Éléments tirés d'une source de données:

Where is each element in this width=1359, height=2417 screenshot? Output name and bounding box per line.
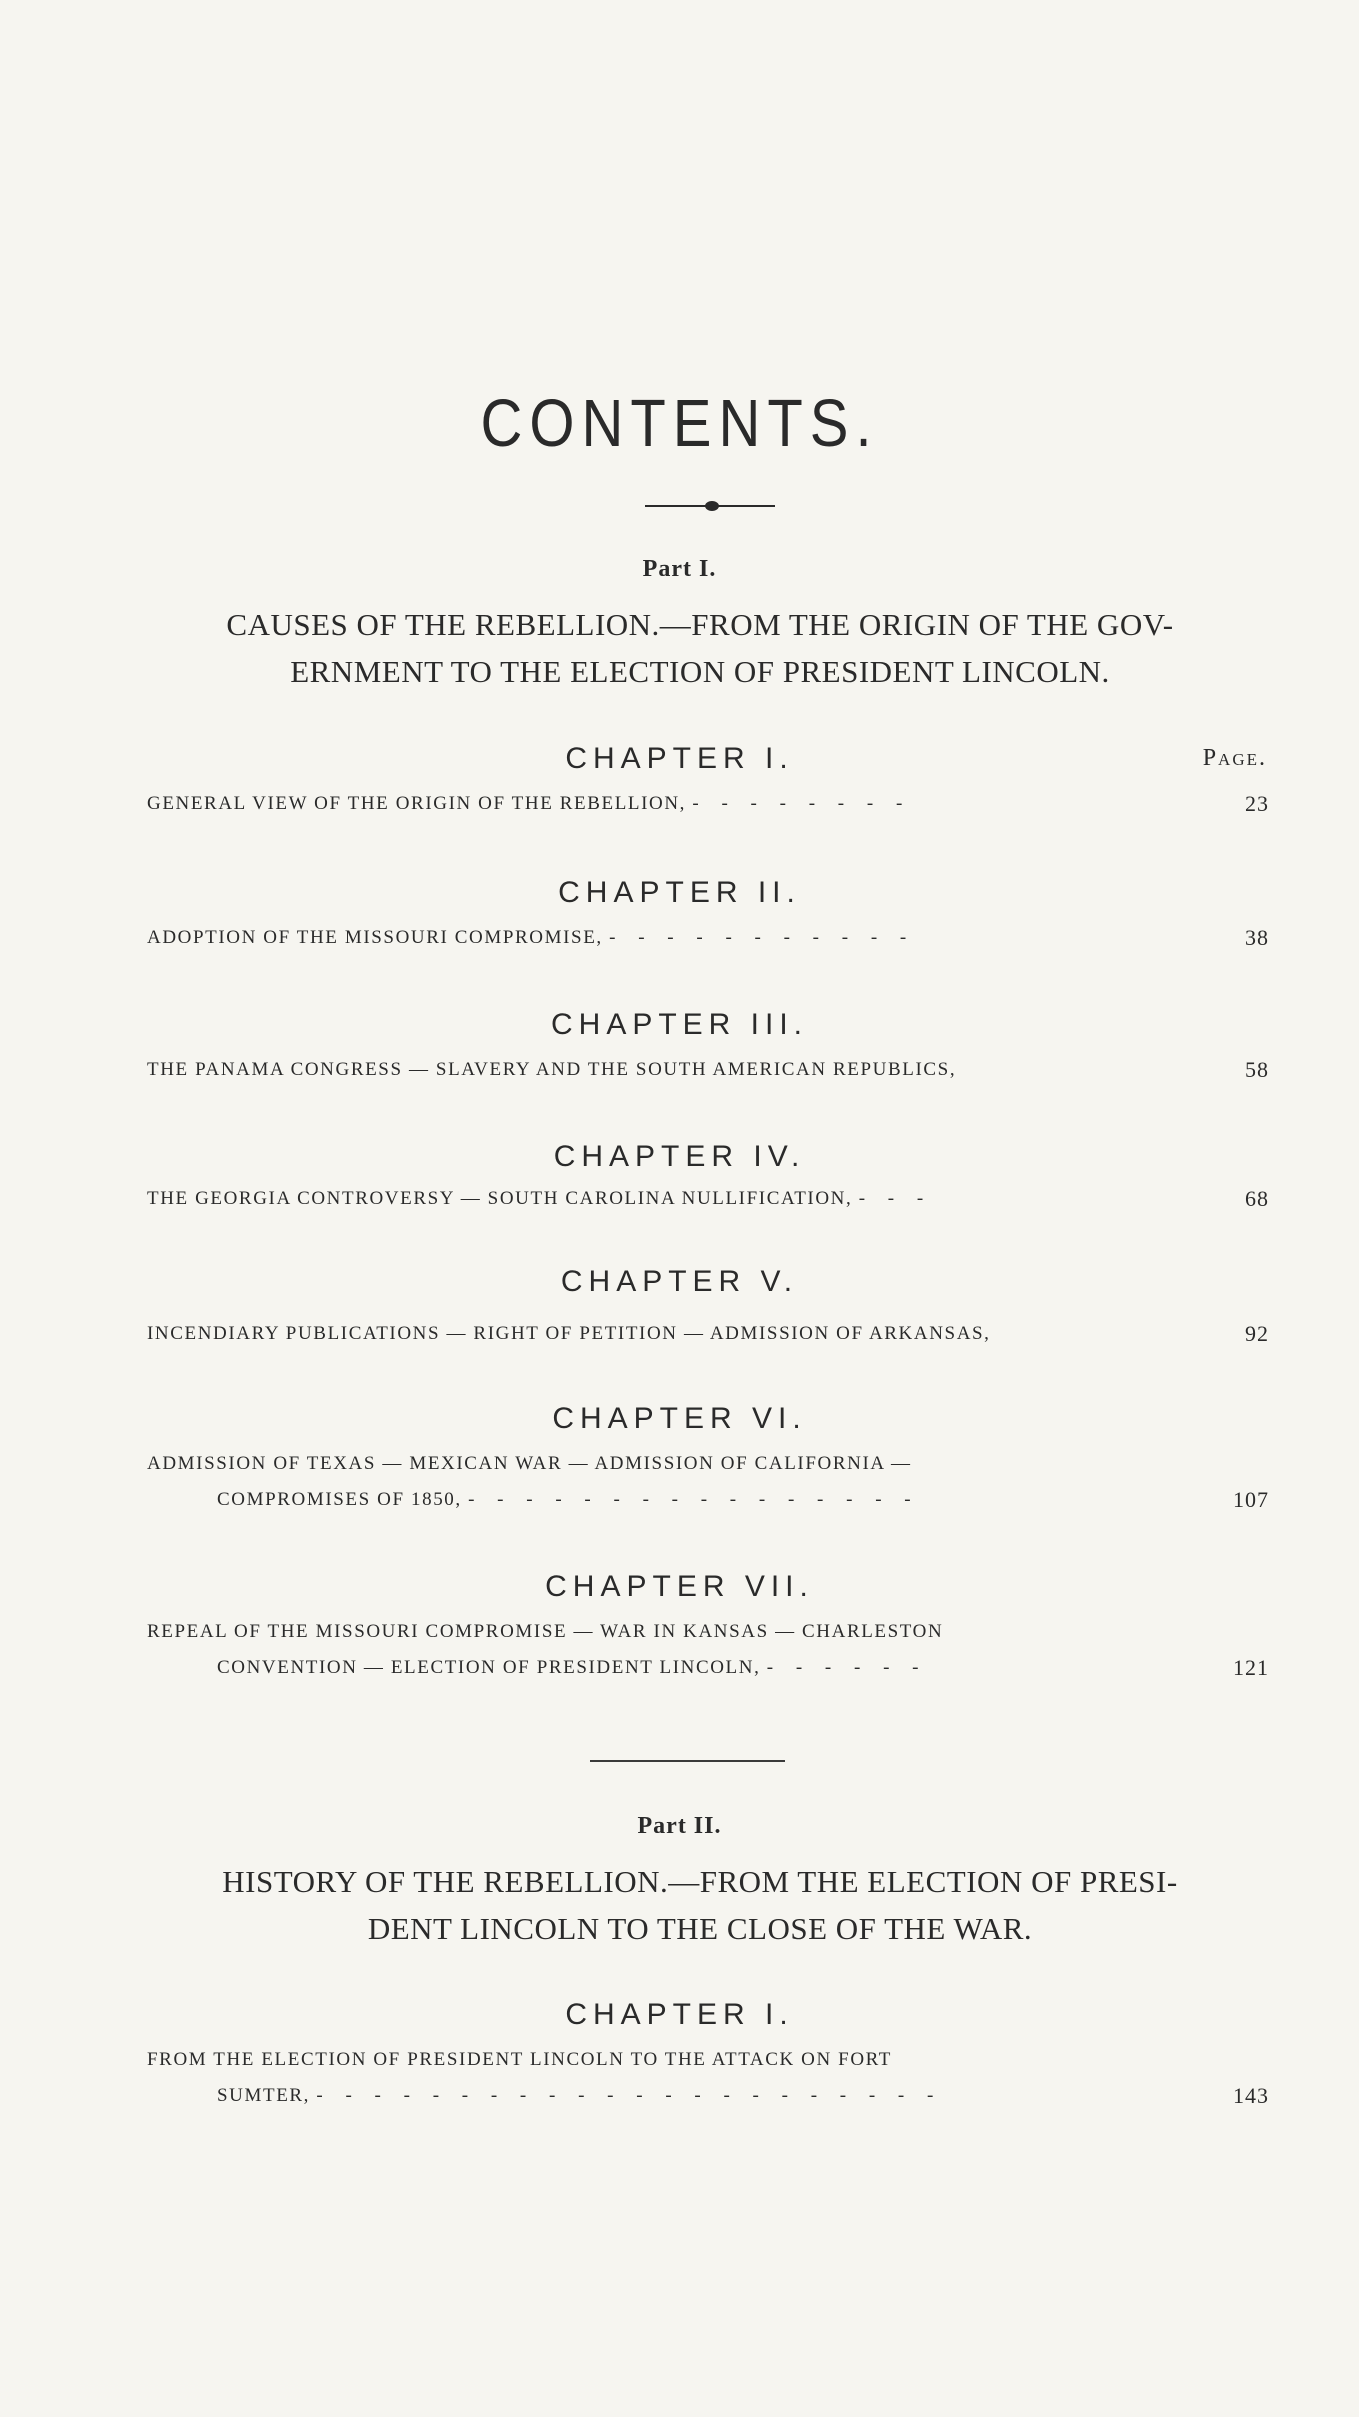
part-2-heading bbox=[140, 1858, 1260, 1952]
entry-text: THE PANAMA CONGRESS — SLAVERY AND THE SOUTH AMERICAN REPUBLICS, bbox=[147, 1059, 957, 1080]
toc-entry bbox=[147, 920, 1269, 956]
entry-text: ADMISSION OF TEXAS — MEXICAN WAR — ADMISSION OF CALIFORNIA — bbox=[147, 1453, 912, 1474]
entry-line bbox=[147, 1614, 1269, 1650]
chapter-heading: CHAPTER IV. bbox=[553, 1140, 806, 1173]
chapter-heading: CHAPTER V. bbox=[560, 1265, 799, 1298]
toc-entry bbox=[147, 1316, 1269, 1352]
entry-line bbox=[147, 1446, 1269, 1482]
toc-entry bbox=[147, 786, 1269, 822]
entry-text: GENERAL VIEW OF THE ORIGIN OF THE REBELLION, bbox=[147, 793, 687, 814]
toc-entry bbox=[147, 1181, 1269, 1217]
entry-line-continued bbox=[147, 2078, 1269, 2114]
page-title: CONTENTS. bbox=[480, 386, 879, 461]
entry-line bbox=[147, 786, 1269, 822]
page-number: 92 bbox=[1245, 1321, 1269, 1346]
dot-leader: - - - - - - bbox=[766, 1657, 928, 1678]
chapter-heading: CHAPTER VII. bbox=[545, 1570, 814, 1603]
part-2-heading-line-1: HISTORY OF THE REBELLION.—FROM THE ELECTION OF PRESI- bbox=[222, 1864, 1178, 1899]
entry-line-continued bbox=[147, 1650, 1269, 1686]
toc-entry bbox=[147, 1614, 1269, 1686]
page-number: 38 bbox=[1245, 925, 1269, 950]
entry-text: COMPROMISES OF 1850, bbox=[217, 1489, 462, 1510]
page-column-header: Page. bbox=[1202, 745, 1267, 771]
entry-line bbox=[147, 2042, 1269, 2078]
divider-ornament bbox=[640, 496, 780, 516]
chapter-heading: CHAPTER III. bbox=[550, 1008, 809, 1041]
page-number: 107 bbox=[1233, 1487, 1269, 1512]
part-1-heading bbox=[140, 601, 1260, 695]
chapter-heading: CHAPTER I. bbox=[565, 742, 794, 775]
entry-line bbox=[147, 1181, 1269, 1217]
page-number: 58 bbox=[1245, 1057, 1269, 1082]
chapter-heading: CHAPTER I. bbox=[565, 1998, 794, 2031]
dot-leader: - - - - - - - - - - - bbox=[609, 927, 916, 948]
entry-text: ADOPTION OF THE MISSOURI COMPROMISE, bbox=[147, 927, 603, 948]
dot-leader: - - - - - - - - - - - - - - - - bbox=[468, 1489, 920, 1510]
part-1-heading-line-1: CAUSES OF THE REBELLION.—FROM THE ORIGIN OF THE GOV- bbox=[226, 607, 1174, 642]
entry-text: THE GEORGIA CONTROVERSY — SOUTH CAROLINA NULLIFICATION, bbox=[147, 1188, 853, 1209]
toc-entry bbox=[147, 1446, 1269, 1518]
entry-text: REPEAL OF THE MISSOURI COMPROMISE — WAR IN KANSAS — CHARLESTON bbox=[147, 1621, 944, 1642]
entry-line bbox=[147, 920, 1269, 956]
part-2-label: Part II. bbox=[637, 1813, 722, 1839]
dot-leader: - - - bbox=[858, 1188, 933, 1209]
entry-text: FROM THE ELECTION OF PRESIDENT LINCOLN TO THE ATTACK ON FORT bbox=[147, 2049, 892, 2070]
part-1-label: Part I. bbox=[642, 556, 717, 582]
toc-entry bbox=[147, 1052, 1269, 1088]
entry-text: INCENDIARY PUBLICATIONS — RIGHT OF PETITION — ADMISSION OF ARKANSAS, bbox=[147, 1323, 991, 1344]
page-number: 68 bbox=[1245, 1186, 1269, 1211]
part-1-heading-line-2: ERNMENT TO THE ELECTION OF PRESIDENT LINCOLN. bbox=[290, 654, 1110, 689]
entry-line bbox=[147, 1052, 1269, 1088]
toc-entry bbox=[147, 2042, 1269, 2114]
section-rule bbox=[590, 1760, 785, 1762]
entry-text: CONVENTION — ELECTION OF PRESIDENT LINCOLN, bbox=[217, 1657, 761, 1678]
entry-line bbox=[147, 1316, 1269, 1352]
part-2-heading-line-2: DENT LINCOLN TO THE CLOSE OF THE WAR. bbox=[367, 1911, 1033, 1946]
entry-line-continued bbox=[147, 1482, 1269, 1518]
dot-leader: - - - - - - - - bbox=[692, 793, 912, 814]
dot-leader: - - - - - - - - - - - - - - - - - - - - - - bbox=[316, 2085, 943, 2106]
page-number: 121 bbox=[1233, 1655, 1269, 1680]
page-number: 23 bbox=[1245, 791, 1269, 816]
page-number: 143 bbox=[1233, 2083, 1269, 2108]
chapter-heading: CHAPTER II. bbox=[558, 876, 801, 909]
chapter-heading: CHAPTER VI. bbox=[552, 1402, 807, 1435]
entry-text: SUMTER, bbox=[217, 2085, 311, 2106]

- **OBJECTIF**
Quelles lignes des enregistrements ci-dessus contiennent la chaîne « ORIGIN » ? Sélectionnez-les et recopiez-les toutes, en respectant la casse.

- **RÉPONSE**
entry-text: GENERAL VIEW OF THE ORIGIN OF THE REBELLION, bbox=[147, 793, 687, 814]
part-1-heading-line-1: CAUSES OF THE REBELLION.—FROM THE ORIGIN OF THE GOV- bbox=[226, 607, 1174, 642]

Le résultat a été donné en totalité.